Dataset excerpt
^^^^^^^^^^^^^^^^

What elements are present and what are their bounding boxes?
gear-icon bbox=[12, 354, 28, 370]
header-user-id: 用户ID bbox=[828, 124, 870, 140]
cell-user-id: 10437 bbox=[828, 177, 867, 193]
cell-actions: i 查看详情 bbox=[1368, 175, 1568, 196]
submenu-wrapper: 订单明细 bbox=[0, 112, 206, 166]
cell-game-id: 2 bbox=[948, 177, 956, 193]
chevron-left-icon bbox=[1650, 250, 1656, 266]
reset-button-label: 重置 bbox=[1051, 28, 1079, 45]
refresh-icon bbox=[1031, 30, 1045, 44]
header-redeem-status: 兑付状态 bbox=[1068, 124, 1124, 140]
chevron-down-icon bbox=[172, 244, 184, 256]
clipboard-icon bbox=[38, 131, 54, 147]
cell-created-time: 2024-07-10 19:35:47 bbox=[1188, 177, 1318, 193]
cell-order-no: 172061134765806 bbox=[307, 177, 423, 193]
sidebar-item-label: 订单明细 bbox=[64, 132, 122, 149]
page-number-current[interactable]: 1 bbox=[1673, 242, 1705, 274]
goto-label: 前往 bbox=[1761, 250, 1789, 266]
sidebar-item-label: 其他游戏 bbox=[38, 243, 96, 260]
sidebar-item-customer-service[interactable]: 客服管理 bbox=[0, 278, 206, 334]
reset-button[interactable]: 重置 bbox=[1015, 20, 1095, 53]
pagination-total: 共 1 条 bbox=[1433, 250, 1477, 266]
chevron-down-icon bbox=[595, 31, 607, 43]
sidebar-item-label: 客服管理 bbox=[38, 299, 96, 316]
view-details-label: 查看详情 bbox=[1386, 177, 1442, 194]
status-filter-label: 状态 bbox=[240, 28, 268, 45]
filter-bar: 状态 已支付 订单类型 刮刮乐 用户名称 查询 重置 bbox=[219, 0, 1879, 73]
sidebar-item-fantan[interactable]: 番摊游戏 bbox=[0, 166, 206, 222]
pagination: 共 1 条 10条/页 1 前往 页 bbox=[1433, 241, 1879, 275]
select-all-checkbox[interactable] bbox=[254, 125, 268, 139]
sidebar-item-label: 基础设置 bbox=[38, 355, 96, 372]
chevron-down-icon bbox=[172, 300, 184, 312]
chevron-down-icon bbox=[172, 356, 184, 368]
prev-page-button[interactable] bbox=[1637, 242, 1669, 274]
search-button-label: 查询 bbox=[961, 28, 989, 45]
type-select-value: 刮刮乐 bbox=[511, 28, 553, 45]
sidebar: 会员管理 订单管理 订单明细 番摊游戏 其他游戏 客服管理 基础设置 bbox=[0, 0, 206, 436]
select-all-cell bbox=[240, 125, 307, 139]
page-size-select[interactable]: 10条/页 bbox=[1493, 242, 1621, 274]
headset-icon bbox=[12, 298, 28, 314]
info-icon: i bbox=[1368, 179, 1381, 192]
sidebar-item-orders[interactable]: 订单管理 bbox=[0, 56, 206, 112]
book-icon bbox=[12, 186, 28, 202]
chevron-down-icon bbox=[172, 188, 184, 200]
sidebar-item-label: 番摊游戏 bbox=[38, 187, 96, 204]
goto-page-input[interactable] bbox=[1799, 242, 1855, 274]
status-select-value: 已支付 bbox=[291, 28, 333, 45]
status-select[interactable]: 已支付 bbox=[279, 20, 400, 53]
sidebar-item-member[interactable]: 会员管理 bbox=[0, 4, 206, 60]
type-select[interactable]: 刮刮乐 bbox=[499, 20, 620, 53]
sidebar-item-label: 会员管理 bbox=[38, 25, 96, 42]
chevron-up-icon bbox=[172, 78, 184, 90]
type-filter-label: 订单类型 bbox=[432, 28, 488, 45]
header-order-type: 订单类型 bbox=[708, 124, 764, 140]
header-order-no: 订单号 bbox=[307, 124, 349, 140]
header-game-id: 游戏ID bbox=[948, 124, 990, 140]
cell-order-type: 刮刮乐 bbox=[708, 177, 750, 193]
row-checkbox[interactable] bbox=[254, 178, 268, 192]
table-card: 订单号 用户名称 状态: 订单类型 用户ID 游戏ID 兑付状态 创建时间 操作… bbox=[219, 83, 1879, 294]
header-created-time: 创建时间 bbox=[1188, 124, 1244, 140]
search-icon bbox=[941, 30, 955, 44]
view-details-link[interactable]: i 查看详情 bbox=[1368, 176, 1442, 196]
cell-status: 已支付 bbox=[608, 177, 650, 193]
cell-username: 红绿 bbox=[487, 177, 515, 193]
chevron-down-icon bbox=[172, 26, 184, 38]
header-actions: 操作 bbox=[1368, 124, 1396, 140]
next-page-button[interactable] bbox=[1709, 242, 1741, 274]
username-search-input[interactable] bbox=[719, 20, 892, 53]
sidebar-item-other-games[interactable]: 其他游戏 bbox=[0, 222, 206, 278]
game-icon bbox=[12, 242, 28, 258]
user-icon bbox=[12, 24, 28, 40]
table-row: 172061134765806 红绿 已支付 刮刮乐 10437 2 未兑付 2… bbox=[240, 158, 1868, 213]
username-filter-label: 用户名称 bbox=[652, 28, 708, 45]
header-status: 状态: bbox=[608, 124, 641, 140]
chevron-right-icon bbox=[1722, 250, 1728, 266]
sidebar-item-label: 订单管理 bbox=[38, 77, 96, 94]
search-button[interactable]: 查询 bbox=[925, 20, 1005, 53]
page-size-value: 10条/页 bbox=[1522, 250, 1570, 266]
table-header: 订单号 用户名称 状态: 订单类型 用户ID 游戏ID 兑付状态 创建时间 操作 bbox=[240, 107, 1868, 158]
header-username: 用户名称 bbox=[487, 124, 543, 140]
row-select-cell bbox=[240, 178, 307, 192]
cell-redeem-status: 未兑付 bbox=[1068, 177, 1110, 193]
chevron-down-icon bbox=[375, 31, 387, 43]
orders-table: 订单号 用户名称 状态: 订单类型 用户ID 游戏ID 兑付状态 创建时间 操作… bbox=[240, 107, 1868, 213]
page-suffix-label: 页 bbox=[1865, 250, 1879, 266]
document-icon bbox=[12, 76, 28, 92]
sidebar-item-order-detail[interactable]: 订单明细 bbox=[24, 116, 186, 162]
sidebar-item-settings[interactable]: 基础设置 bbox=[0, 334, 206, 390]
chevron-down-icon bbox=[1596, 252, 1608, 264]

^^^^^^^^^^^^^^^^

WORK TO BE COMPLETED:
Reproduce the data from its first line up to and including the line containing "chevron-down-icon bbox=[172, 244, 184, 256]", and nothing more.

FINAL RESULT:
What elements are present and what are their bounding boxes?
gear-icon bbox=[12, 354, 28, 370]
header-user-id: 用户ID bbox=[828, 124, 870, 140]
cell-user-id: 10437 bbox=[828, 177, 867, 193]
cell-actions: i 查看详情 bbox=[1368, 175, 1568, 196]
submenu-wrapper: 订单明细 bbox=[0, 112, 206, 166]
cell-game-id: 2 bbox=[948, 177, 956, 193]
chevron-left-icon bbox=[1650, 250, 1656, 266]
reset-button-label: 重置 bbox=[1051, 28, 1079, 45]
refresh-icon bbox=[1031, 30, 1045, 44]
header-redeem-status: 兑付状态 bbox=[1068, 124, 1124, 140]
chevron-down-icon bbox=[172, 244, 184, 256]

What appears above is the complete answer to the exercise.